● **Data rows**:
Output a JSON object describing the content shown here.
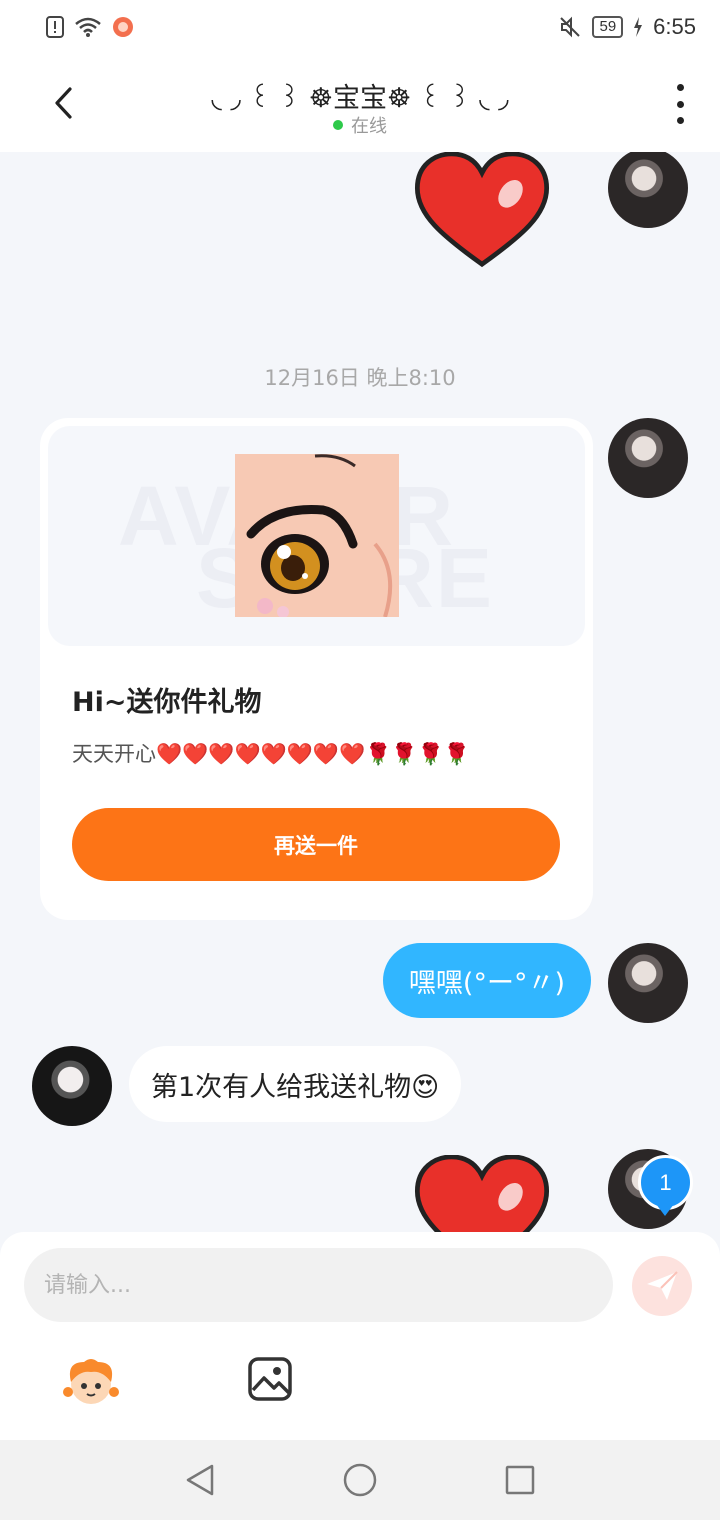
{
  "status_bar": {
    "time": "6:55",
    "battery": "59"
  },
  "header": {
    "title": "◟ ◞ ꒰ ꒱ ☸宝宝☸ ꒰ ꒱ ◟ ◞",
    "online_status": "在线"
  },
  "chat": {
    "timestamp": "12月16日 晚上8:10",
    "gift_card": {
      "watermark_top": "AVATAR",
      "watermark_bottom": "STORE",
      "title": "Hi~送你件礼物",
      "description": "天天开心❤️❤️❤️❤️❤️❤️❤️❤️🌹🌹🌹🌹",
      "button_label": "再送一件"
    },
    "messages": [
      {
        "from": "me",
        "text": "嘿嘿(°ー°〃)"
      },
      {
        "from": "other",
        "text": "第1次有人给我送礼物😍"
      }
    ],
    "unread_count": "1"
  },
  "input": {
    "placeholder": "请输入..."
  },
  "colors": {
    "accent_orange": "#fd7416",
    "bubble_blue": "#31b6ff",
    "badge_blue": "#1d96f8",
    "online_green": "#2ec94a"
  },
  "icons": {
    "back": "chevron-left-icon",
    "more": "more-vertical-icon",
    "send": "paper-plane-icon",
    "emoji": "mascot-emoji-icon",
    "image": "image-icon"
  }
}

● **Brief**: Transcribe the preceding listing in its entirety and with exact wording, leaving out pictures.

● **The solution**:
Output a JSON object describing the content shown here.
{
  "status_bar": {
    "time": "6:55",
    "battery": "59"
  },
  "header": {
    "title": "◟ ◞ ꒰ ꒱ ☸宝宝☸ ꒰ ꒱ ◟ ◞",
    "online_status": "在线"
  },
  "chat": {
    "timestamp": "12月16日 晚上8:10",
    "gift_card": {
      "watermark_top": "AVATAR",
      "watermark_bottom": "STORE",
      "title": "Hi~送你件礼物",
      "description": "天天开心❤️❤️❤️❤️❤️❤️❤️❤️🌹🌹🌹🌹",
      "button_label": "再送一件"
    },
    "messages": [
      {
        "from": "me",
        "text": "嘿嘿(°ー°〃)"
      },
      {
        "from": "other",
        "text": "第1次有人给我送礼物😍"
      }
    ],
    "unread_count": "1"
  },
  "input": {
    "placeholder": "请输入..."
  },
  "colors": {
    "accent_orange": "#fd7416",
    "bubble_blue": "#31b6ff",
    "badge_blue": "#1d96f8",
    "online_green": "#2ec94a"
  },
  "icons": {
    "back": "chevron-left-icon",
    "more": "more-vertical-icon",
    "send": "paper-plane-icon",
    "emoji": "mascot-emoji-icon",
    "image": "image-icon"
  }
}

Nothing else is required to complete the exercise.